• _The request_:
Go through the material below and copy all lines with "this".

##### Provided data

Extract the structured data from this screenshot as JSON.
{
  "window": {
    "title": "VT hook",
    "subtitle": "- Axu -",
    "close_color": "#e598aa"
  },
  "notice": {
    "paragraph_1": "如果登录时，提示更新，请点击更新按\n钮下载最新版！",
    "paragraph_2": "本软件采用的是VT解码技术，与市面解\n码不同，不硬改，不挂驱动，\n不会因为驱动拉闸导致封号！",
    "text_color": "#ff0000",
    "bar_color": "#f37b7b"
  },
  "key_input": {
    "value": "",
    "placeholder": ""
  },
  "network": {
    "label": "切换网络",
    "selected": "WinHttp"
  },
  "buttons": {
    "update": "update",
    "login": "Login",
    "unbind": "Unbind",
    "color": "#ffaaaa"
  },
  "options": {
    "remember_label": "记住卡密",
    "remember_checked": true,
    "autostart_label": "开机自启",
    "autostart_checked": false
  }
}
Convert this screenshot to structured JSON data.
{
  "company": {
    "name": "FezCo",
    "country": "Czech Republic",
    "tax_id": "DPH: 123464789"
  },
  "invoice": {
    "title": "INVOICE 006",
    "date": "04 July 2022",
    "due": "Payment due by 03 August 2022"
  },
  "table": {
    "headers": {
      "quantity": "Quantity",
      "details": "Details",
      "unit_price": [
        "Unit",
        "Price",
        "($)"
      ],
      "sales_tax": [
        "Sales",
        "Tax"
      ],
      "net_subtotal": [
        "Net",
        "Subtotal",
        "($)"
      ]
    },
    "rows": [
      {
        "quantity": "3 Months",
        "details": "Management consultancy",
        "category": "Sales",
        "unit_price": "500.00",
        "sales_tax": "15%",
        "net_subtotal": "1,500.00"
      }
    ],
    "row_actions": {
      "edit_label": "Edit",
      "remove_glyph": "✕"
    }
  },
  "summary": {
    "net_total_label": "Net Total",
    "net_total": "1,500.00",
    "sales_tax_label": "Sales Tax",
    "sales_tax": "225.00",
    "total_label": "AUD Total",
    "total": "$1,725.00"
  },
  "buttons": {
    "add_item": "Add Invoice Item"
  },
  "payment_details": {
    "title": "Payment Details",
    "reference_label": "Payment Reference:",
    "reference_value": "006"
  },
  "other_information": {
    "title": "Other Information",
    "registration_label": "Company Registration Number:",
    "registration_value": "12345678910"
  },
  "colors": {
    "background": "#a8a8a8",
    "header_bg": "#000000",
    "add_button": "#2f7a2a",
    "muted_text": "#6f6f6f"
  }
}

##########

• _The completed task_:
Extract the structured data from this screenshot as JSON.
Convert this screenshot to structured JSON data.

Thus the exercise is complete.